--- Start ---

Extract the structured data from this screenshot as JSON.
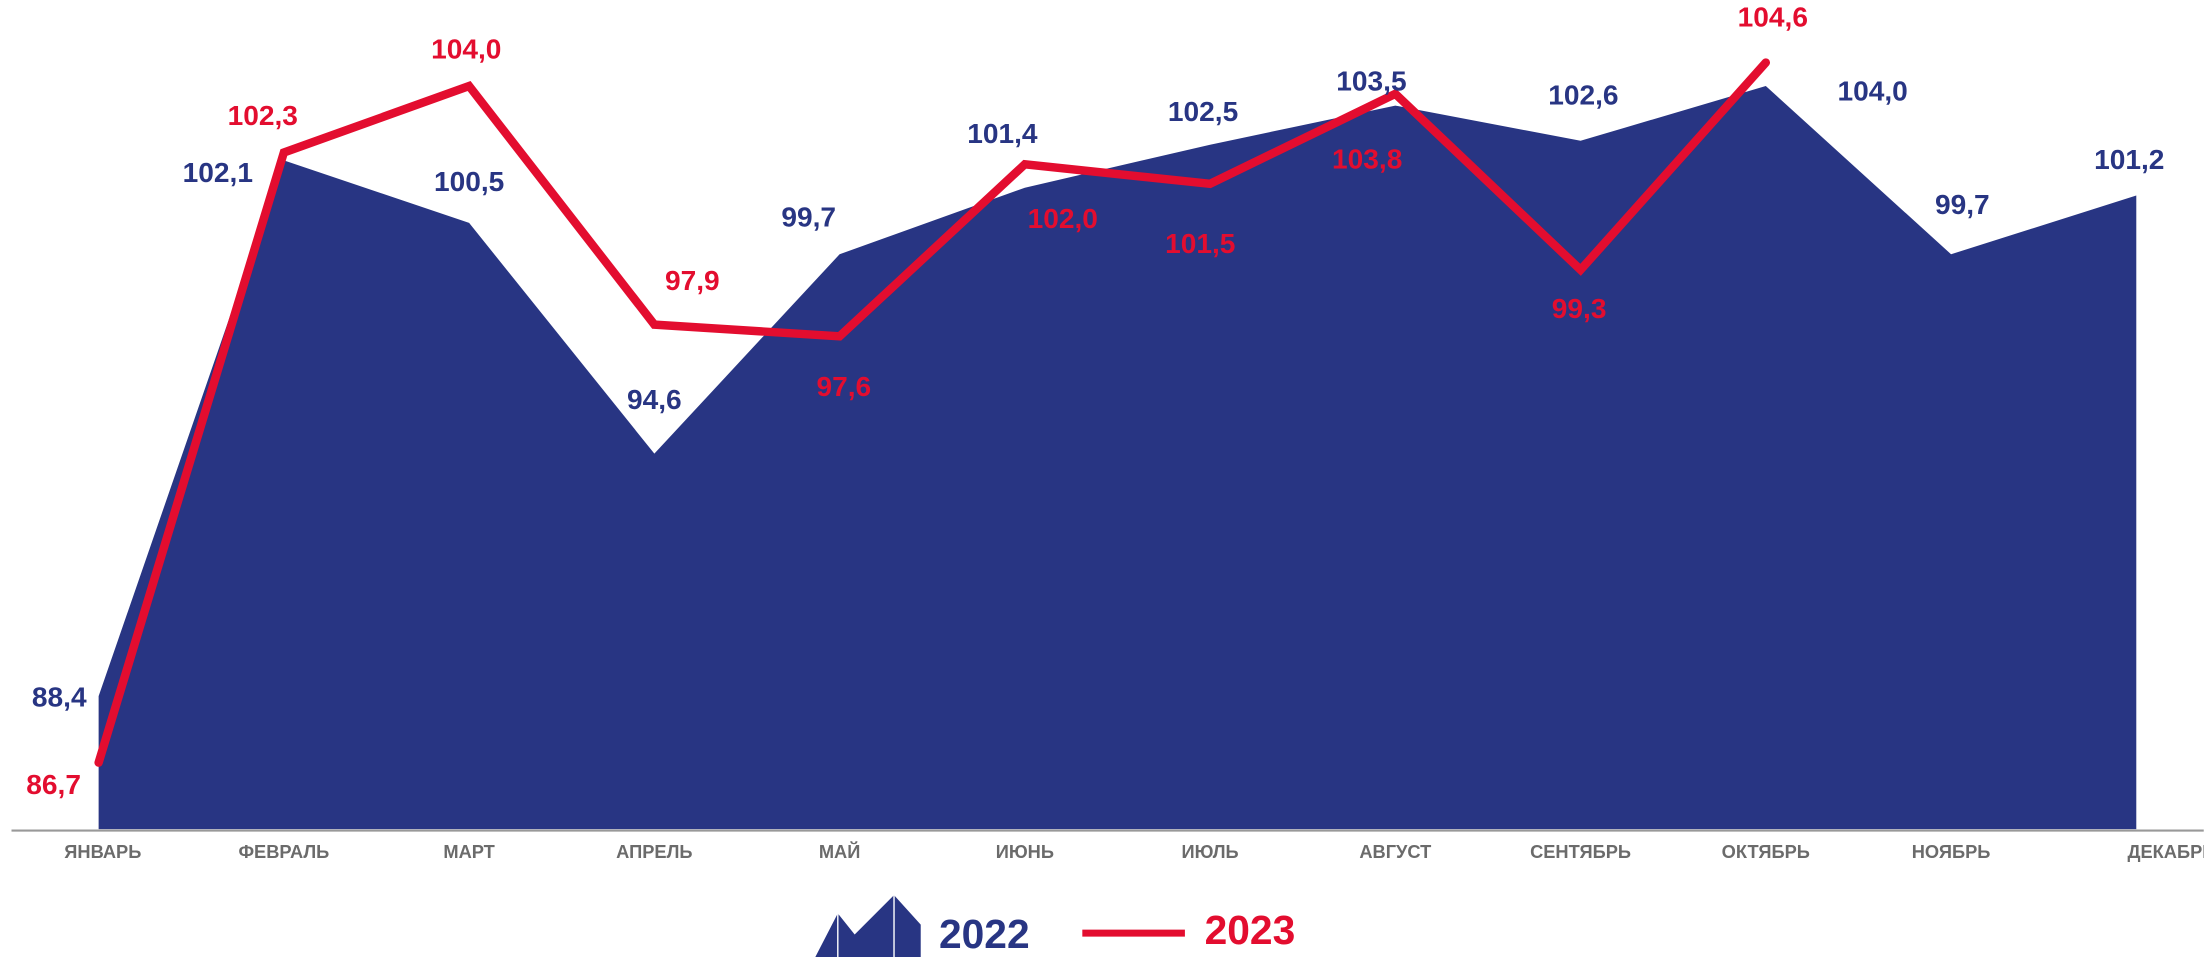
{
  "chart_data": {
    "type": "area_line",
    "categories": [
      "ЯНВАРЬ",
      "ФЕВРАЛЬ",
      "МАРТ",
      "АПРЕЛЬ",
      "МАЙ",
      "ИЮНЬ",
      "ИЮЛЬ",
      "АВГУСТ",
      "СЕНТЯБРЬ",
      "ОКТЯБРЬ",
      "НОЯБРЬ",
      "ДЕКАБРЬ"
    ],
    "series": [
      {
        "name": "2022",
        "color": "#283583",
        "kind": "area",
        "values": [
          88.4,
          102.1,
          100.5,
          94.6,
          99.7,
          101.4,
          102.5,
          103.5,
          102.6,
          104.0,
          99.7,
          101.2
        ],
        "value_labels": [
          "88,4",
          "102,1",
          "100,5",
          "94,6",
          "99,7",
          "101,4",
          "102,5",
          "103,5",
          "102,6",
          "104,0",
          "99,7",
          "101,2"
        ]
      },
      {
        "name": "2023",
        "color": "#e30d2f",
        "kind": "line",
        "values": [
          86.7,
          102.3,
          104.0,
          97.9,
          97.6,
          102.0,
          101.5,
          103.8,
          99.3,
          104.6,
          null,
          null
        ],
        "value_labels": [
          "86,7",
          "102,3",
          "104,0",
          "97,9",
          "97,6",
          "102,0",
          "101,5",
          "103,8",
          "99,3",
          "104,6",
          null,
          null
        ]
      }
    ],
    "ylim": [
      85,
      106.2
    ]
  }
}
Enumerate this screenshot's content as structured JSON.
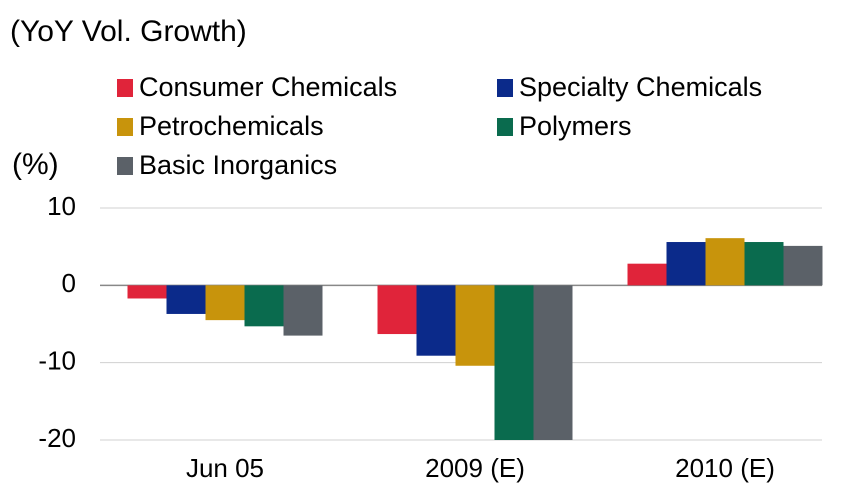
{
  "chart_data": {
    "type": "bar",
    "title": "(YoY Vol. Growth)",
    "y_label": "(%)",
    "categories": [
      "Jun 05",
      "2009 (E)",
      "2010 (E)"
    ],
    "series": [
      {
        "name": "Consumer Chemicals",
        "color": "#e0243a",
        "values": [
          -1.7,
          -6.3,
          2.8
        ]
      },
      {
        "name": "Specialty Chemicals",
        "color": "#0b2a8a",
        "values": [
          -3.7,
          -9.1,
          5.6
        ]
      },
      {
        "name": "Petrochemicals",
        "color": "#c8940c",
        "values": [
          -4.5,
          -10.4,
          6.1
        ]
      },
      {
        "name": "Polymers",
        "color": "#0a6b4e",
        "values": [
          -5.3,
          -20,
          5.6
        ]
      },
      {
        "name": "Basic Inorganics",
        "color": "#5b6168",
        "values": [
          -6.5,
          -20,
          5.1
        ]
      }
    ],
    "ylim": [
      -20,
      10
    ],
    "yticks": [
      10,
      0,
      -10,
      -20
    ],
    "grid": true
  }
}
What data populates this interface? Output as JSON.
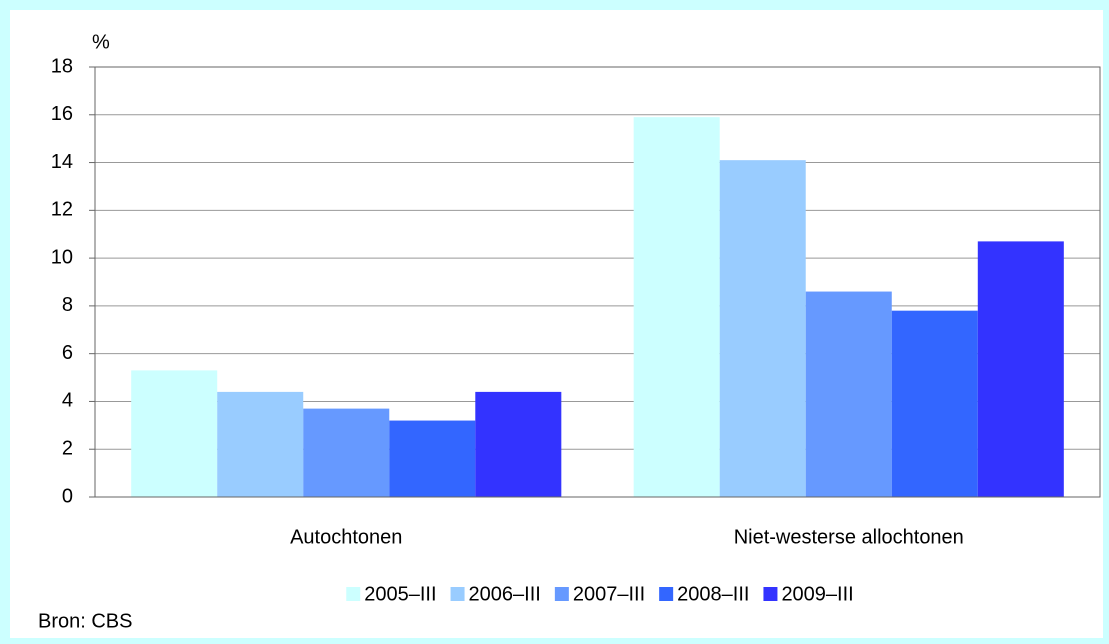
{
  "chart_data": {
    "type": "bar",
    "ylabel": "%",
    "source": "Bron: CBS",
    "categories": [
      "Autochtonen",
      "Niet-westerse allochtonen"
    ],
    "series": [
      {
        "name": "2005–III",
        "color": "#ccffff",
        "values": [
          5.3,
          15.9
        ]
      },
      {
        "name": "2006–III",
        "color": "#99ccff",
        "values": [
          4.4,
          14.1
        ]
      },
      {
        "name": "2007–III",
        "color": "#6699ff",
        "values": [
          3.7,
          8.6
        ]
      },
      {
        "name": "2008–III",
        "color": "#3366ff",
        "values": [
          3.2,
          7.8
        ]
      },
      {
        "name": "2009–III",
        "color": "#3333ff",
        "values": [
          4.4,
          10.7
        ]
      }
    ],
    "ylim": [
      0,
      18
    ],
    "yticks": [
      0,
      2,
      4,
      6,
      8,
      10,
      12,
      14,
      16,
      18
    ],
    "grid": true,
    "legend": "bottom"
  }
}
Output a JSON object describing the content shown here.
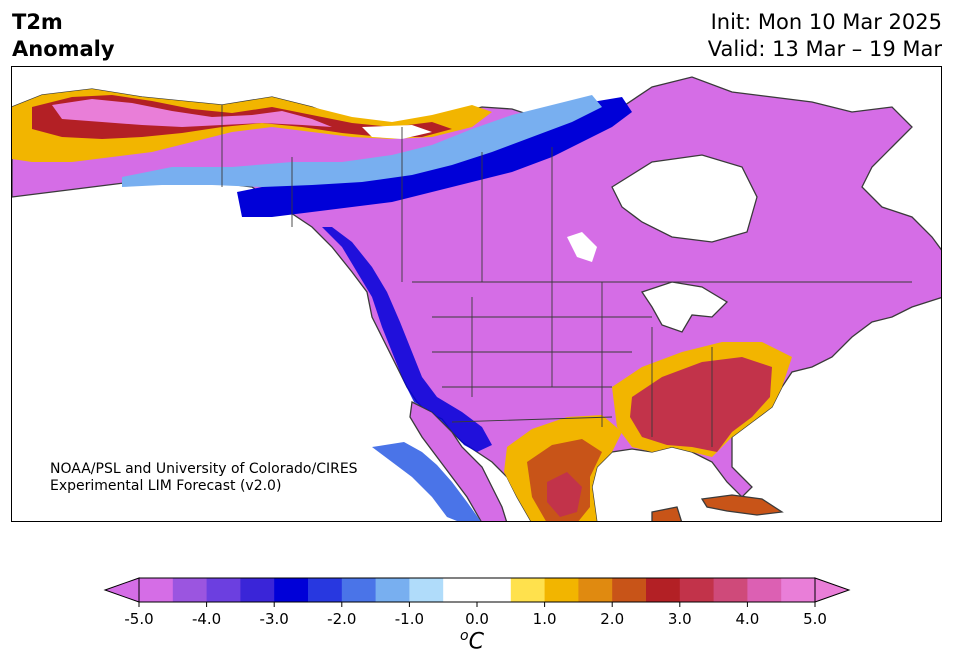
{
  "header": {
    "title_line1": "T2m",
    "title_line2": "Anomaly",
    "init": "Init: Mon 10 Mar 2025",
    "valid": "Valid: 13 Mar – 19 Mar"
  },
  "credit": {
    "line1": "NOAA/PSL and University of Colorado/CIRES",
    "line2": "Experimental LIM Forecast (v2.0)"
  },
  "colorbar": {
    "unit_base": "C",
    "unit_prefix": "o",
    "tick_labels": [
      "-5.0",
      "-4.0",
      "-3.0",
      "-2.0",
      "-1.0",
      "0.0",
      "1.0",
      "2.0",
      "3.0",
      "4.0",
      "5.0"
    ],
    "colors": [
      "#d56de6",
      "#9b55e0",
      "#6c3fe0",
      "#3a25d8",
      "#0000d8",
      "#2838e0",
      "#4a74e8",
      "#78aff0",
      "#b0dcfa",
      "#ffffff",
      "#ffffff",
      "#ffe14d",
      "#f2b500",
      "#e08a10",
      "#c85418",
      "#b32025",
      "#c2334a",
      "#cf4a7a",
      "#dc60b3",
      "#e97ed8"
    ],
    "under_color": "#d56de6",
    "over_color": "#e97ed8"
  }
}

--- End ---

Extract all the data above exactly, excluding every picture.

Extract the structured data from this screenshot as JSON.
{
  "chart_data": {
    "type": "area_line",
    "categories": [
      "ЯНВАРЬ",
      "ФЕВРАЛЬ",
      "МАРТ",
      "АПРЕЛЬ",
      "МАЙ",
      "ИЮНЬ",
      "ИЮЛЬ",
      "АВГУСТ",
      "СЕНТЯБРЬ",
      "ОКТЯБРЬ",
      "НОЯБРЬ",
      "ДЕКАБРЬ"
    ],
    "series": [
      {
        "name": "2022",
        "color": "#283583",
        "kind": "area",
        "values": [
          88.4,
          102.1,
          100.5,
          94.6,
          99.7,
          101.4,
          102.5,
          103.5,
          102.6,
          104.0,
          99.7,
          101.2
        ],
        "value_labels": [
          "88,4",
          "102,1",
          "100,5",
          "94,6",
          "99,7",
          "101,4",
          "102,5",
          "103,5",
          "102,6",
          "104,0",
          "99,7",
          "101,2"
        ]
      },
      {
        "name": "2023",
        "color": "#e30d2f",
        "kind": "line",
        "values": [
          86.7,
          102.3,
          104.0,
          97.9,
          97.6,
          102.0,
          101.5,
          103.8,
          99.3,
          104.6,
          null,
          null
        ],
        "value_labels": [
          "86,7",
          "102,3",
          "104,0",
          "97,9",
          "97,6",
          "102,0",
          "101,5",
          "103,8",
          "99,3",
          "104,6",
          null,
          null
        ]
      }
    ],
    "ylim": [
      85,
      106.2
    ]
  }
}
Enumerate this screenshot's content as structured JSON.
{
  "chart_data": {
    "type": "bar",
    "title": "(YoY Vol. Growth)",
    "y_label": "(%)",
    "categories": [
      "Jun 05",
      "2009 (E)",
      "2010 (E)"
    ],
    "series": [
      {
        "name": "Consumer Chemicals",
        "color": "#e0243a",
        "values": [
          -1.7,
          -6.3,
          2.8
        ]
      },
      {
        "name": "Specialty Chemicals",
        "color": "#0b2a8a",
        "values": [
          -3.7,
          -9.1,
          5.6
        ]
      },
      {
        "name": "Petrochemicals",
        "color": "#c8940c",
        "values": [
          -4.5,
          -10.4,
          6.1
        ]
      },
      {
        "name": "Polymers",
        "color": "#0a6b4e",
        "values": [
          -5.3,
          -20,
          5.6
        ]
      },
      {
        "name": "Basic Inorganics",
        "color": "#5b6168",
        "values": [
          -6.5,
          -20,
          5.1
        ]
      }
    ],
    "ylim": [
      -20,
      10
    ],
    "yticks": [
      10,
      0,
      -10,
      -20
    ],
    "grid": true
  }
}
What data populates this interface? Output as JSON.
{
  "chart_data": {
    "type": "bar",
    "ylabel": "%",
    "source": "Bron: CBS",
    "categories": [
      "Autochtonen",
      "Niet-westerse allochtonen"
    ],
    "series": [
      {
        "name": "2005–III",
        "color": "#ccffff",
        "values": [
          5.3,
          15.9
        ]
      },
      {
        "name": "2006–III",
        "color": "#99ccff",
        "values": [
          4.4,
          14.1
        ]
      },
      {
        "name": "2007–III",
        "color": "#6699ff",
        "values": [
          3.7,
          8.6
        ]
      },
      {
        "name": "2008–III",
        "color": "#3366ff",
        "values": [
          3.2,
          7.8
        ]
      },
      {
        "name": "2009–III",
        "color": "#3333ff",
        "values": [
          4.4,
          10.7
        ]
      }
    ],
    "ylim": [
      0,
      18
    ],
    "yticks": [
      0,
      2,
      4,
      6,
      8,
      10,
      12,
      14,
      16,
      18
    ],
    "grid": true,
    "legend": "bottom"
  }
}
Output a JSON object describing the content shown here.
{
  "header": {
    "title_line1": "T2m",
    "title_line2": "Anomaly",
    "init": "Init: Mon 10 Mar 2025",
    "valid": "Valid: 13 Mar – 19 Mar"
  },
  "credit": {
    "line1": "NOAA/PSL and University of Colorado/CIRES",
    "line2": "Experimental LIM Forecast (v2.0)"
  },
  "colorbar": {
    "unit_base": "C",
    "unit_prefix": "o",
    "tick_labels": [
      "-5.0",
      "-4.0",
      "-3.0",
      "-2.0",
      "-1.0",
      "0.0",
      "1.0",
      "2.0",
      "3.0",
      "4.0",
      "5.0"
    ],
    "colors": [
      "#d56de6",
      "#9b55e0",
      "#6c3fe0",
      "#3a25d8",
      "#0000d8",
      "#2838e0",
      "#4a74e8",
      "#78aff0",
      "#b0dcfa",
      "#ffffff",
      "#ffffff",
      "#ffe14d",
      "#f2b500",
      "#e08a10",
      "#c85418",
      "#b32025",
      "#c2334a",
      "#cf4a7a",
      "#dc60b3",
      "#e97ed8"
    ],
    "under_color": "#d56de6",
    "over_color": "#e97ed8"
  }
}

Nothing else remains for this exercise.